Do this:
Every entry should be repeated exactly. Omit the pictures.

[Saved data entries]
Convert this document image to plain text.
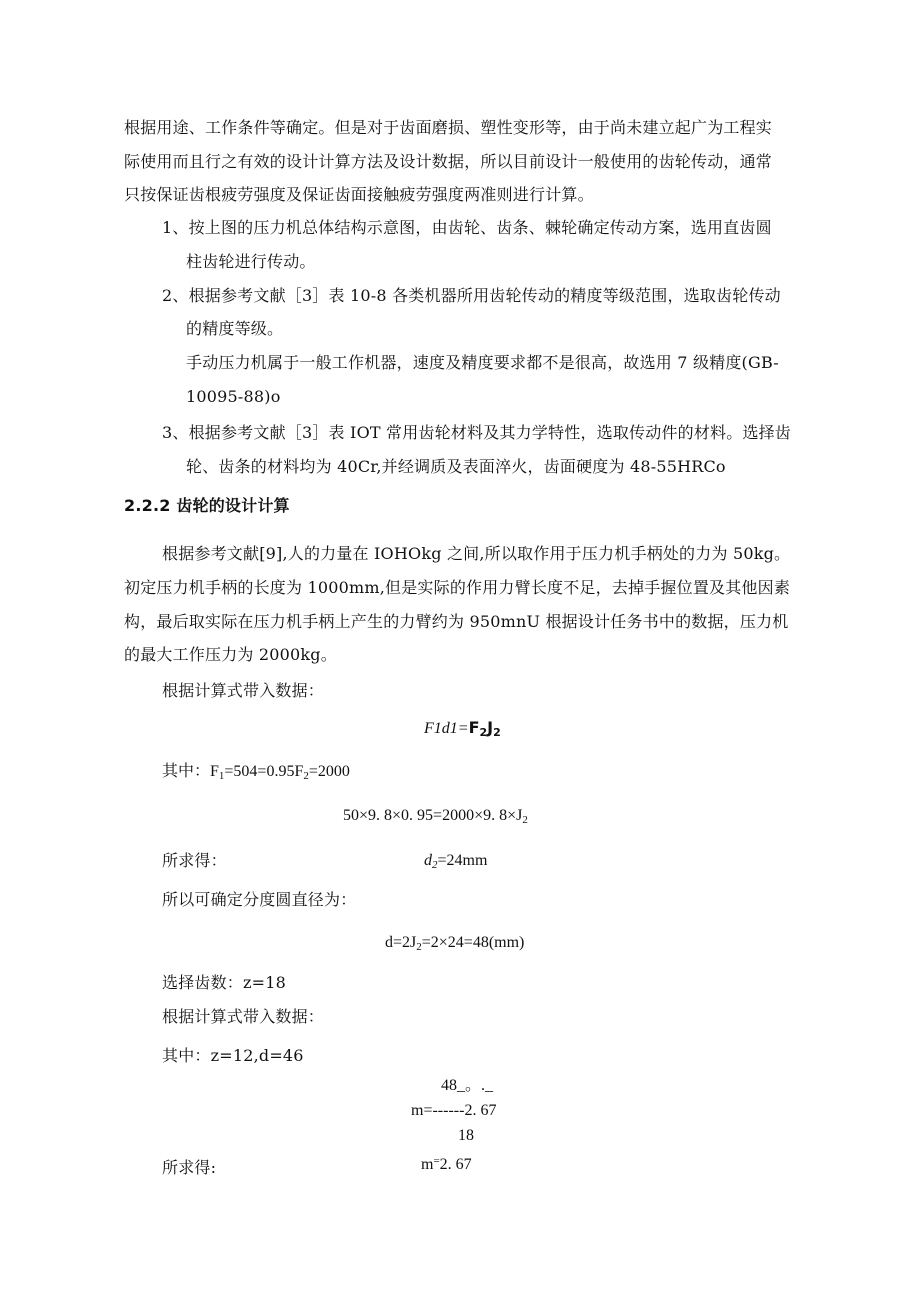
根据用途、工作条件等确定。但是对于齿面磨损、塑性变形等，由于尚未建立起广为工程实
际使用而且行之有效的设计计算方法及设计数据，所以目前设计一般使用的齿轮传动，通常
只按保证齿根疲劳强度及保证齿面接触疲劳强度两准则进行计算。
1、按上图的压力机总体结构示意图，由齿轮、齿条、棘轮确定传动方案，选用直齿圆
柱齿轮进行传动。
2、根据参考文献［3］表 10-8 各类机器所用齿轮传动的精度等级范围，选取齿轮传动
的精度等级。
手动压力机属于一般工作机器，速度及精度要求都不是很高，故选用 7 级精度(GB-
10095-88)o
3、根据参考文献［3］表 IOT 常用齿轮材料及其力学特性，选取传动件的材料。选择齿
轮、齿条的材料均为 40Cr,并经调质及表面淬火，齿面硬度为 48-55HRCo
2.2.2 齿轮的设计计算
根据参考文献[9],人的力量在 IOHOkg 之间,所以取作用于压力机手柄处的力为 50kg。
初定压力机手柄的长度为 1000mm,但是实际的作用力臂长度不足，去掉手握位置及其他因素
构，最后取实际在压力机手柄上产生的力臂约为 950mnU 根据设计任务书中的数据，压力机
的最大工作压力为 2000kg。
根据计算式带入数据：
$F1d1=F_2J_2$
其中：$F_1=504=0.95F_2=2000$
50×9. 8×0. 95=2000×9. $8\times J_2$
所求得：	$d_2=24mm$
所以可确定分度圆直径为：
$d=2J_2=2\times 24=48(mm)$
选择齿数：z=18
根据计算式带入数据：
其中：z=12,d=46
48_。._
m=------2. 67
18
所求得:	m=2. 67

Answer to the problem:
Convert this document image to plain text.
根据用途、工作条件等确定。但是对于齿面磨损、塑性变形等，由于尚未建立起广为工程实
际使用而且行之有效的设计计算方法及设计数据，所以目前设计一般使用的齿轮传动，通常
只按保证齿根疲劳强度及保证齿面接触疲劳强度两准则进行计算。
1、按上图的压力机总体结构示意图，由齿轮、齿条、棘轮确定传动方案，选用直齿圆
柱齿轮进行传动。
2、根据参考文献［3］表 10-8 各类机器所用齿轮传动的精度等级范围，选取齿轮传动
的精度等级。
手动压力机属于一般工作机器，速度及精度要求都不是很高，故选用 7 级精度(GB-
10095-88)o
3、根据参考文献［3］表 IOT 常用齿轮材料及其力学特性，选取传动件的材料。选择齿
轮、齿条的材料均为 40Cr,并经调质及表面淬火，齿面硬度为 48-55HRCo
2.2.2 齿轮的设计计算
根据参考文献[9],人的力量在 IOHOkg 之间,所以取作用于压力机手柄处的力为 50kg。
初定压力机手柄的长度为 1000mm,但是实际的作用力臂长度不足，去掉手握位置及其他因素
构，最后取实际在压力机手柄上产生的力臂约为 950mnU 根据设计任务书中的数据，压力机
的最大工作压力为 2000kg。
根据计算式带入数据：
$F1d1=F_2J_2$
其中：$F_1=504=0.95F_2=2000$
50×9. 8×0. 95=2000×9. $8\times J_2$
所求得：	$d_2=24mm$
所以可确定分度圆直径为：
$d=2J_2=2\times 24=48(mm)$
选择齿数：z=18
根据计算式带入数据：
其中：z=12,d=46
48_。._
m=------2. 67
18
所求得:	m=2. 67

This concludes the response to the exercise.